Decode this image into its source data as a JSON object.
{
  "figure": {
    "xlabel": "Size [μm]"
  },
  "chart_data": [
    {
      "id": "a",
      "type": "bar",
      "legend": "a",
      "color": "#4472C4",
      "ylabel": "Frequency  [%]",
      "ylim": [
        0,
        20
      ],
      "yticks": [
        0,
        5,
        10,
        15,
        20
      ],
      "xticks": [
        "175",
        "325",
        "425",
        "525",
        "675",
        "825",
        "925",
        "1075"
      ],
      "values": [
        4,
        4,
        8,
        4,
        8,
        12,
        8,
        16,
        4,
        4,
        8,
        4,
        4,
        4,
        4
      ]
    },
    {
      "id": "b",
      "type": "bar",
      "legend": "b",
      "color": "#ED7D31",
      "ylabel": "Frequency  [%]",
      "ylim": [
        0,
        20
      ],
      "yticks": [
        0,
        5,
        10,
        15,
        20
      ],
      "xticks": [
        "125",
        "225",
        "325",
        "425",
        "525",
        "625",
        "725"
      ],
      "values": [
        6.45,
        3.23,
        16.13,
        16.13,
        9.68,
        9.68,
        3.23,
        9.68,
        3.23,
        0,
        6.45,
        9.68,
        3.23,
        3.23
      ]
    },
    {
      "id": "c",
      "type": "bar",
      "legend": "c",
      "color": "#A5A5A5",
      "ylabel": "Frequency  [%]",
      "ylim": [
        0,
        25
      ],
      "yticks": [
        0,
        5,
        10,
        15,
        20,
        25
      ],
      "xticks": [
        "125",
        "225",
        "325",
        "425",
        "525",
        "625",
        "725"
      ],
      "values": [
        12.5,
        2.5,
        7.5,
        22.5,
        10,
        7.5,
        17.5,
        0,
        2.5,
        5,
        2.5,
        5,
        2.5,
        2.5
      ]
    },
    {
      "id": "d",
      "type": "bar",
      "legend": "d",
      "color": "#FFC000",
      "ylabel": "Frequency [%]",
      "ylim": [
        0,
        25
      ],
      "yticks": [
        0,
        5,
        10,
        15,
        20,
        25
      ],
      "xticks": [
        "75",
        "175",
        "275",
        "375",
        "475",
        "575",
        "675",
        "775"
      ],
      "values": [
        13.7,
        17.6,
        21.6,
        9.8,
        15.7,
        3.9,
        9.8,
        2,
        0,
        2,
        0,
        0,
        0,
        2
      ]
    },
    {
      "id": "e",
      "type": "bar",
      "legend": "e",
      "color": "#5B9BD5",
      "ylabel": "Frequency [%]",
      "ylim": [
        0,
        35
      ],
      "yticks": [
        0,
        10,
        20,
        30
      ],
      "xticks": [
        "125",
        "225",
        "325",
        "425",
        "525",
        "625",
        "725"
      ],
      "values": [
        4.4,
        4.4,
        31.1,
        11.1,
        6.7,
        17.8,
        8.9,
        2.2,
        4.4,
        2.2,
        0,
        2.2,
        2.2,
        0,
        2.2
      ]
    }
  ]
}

# # # # # # #

(GIVEN PROBLEM): Please quote every record above exactly as it appears.

(EXERCISE RESULT):
Decode this image into its source data as a JSON object.
{
  "figure": {
    "xlabel": "Size [μm]"
  },
  "chart_data": [
    {
      "id": "a",
      "type": "bar",
      "legend": "a",
      "color": "#4472C4",
      "ylabel": "Frequency  [%]",
      "ylim": [
        0,
        20
      ],
      "yticks": [
        0,
        5,
        10,
        15,
        20
      ],
      "xticks": [
        "175",
        "325",
        "425",
        "525",
        "675",
        "825",
        "925",
        "1075"
      ],
      "values": [
        4,
        4,
        8,
        4,
        8,
        12,
        8,
        16,
        4,
        4,
        8,
        4,
        4,
        4,
        4
      ]
    },
    {
      "id": "b",
      "type": "bar",
      "legend": "b",
      "color": "#ED7D31",
      "ylabel": "Frequency  [%]",
      "ylim": [
        0,
        20
      ],
      "yticks": [
        0,
        5,
        10,
        15,
        20
      ],
      "xticks": [
        "125",
        "225",
        "325",
        "425",
        "525",
        "625",
        "725"
      ],
      "values": [
        6.45,
        3.23,
        16.13,
        16.13,
        9.68,
        9.68,
        3.23,
        9.68,
        3.23,
        0,
        6.45,
        9.68,
        3.23,
        3.23
      ]
    },
    {
      "id": "c",
      "type": "bar",
      "legend": "c",
      "color": "#A5A5A5",
      "ylabel": "Frequency  [%]",
      "ylim": [
        0,
        25
      ],
      "yticks": [
        0,
        5,
        10,
        15,
        20,
        25
      ],
      "xticks": [
        "125",
        "225",
        "325",
        "425",
        "525",
        "625",
        "725"
      ],
      "values": [
        12.5,
        2.5,
        7.5,
        22.5,
        10,
        7.5,
        17.5,
        0,
        2.5,
        5,
        2.5,
        5,
        2.5,
        2.5
      ]
    },
    {
      "id": "d",
      "type": "bar",
      "legend": "d",
      "color": "#FFC000",
      "ylabel": "Frequency [%]",
      "ylim": [
        0,
        25
      ],
      "yticks": [
        0,
        5,
        10,
        15,
        20,
        25
      ],
      "xticks": [
        "75",
        "175",
        "275",
        "375",
        "475",
        "575",
        "675",
        "775"
      ],
      "values": [
        13.7,
        17.6,
        21.6,
        9.8,
        15.7,
        3.9,
        9.8,
        2,
        0,
        2,
        0,
        0,
        0,
        2
      ]
    },
    {
      "id": "e",
      "type": "bar",
      "legend": "e",
      "color": "#5B9BD5",
      "ylabel": "Frequency [%]",
      "ylim": [
        0,
        35
      ],
      "yticks": [
        0,
        10,
        20,
        30
      ],
      "xticks": [
        "125",
        "225",
        "325",
        "425",
        "525",
        "625",
        "725"
      ],
      "values": [
        4.4,
        4.4,
        31.1,
        11.1,
        6.7,
        17.8,
        8.9,
        2.2,
        4.4,
        2.2,
        0,
        2.2,
        2.2,
        0,
        2.2
      ]
    }
  ]
}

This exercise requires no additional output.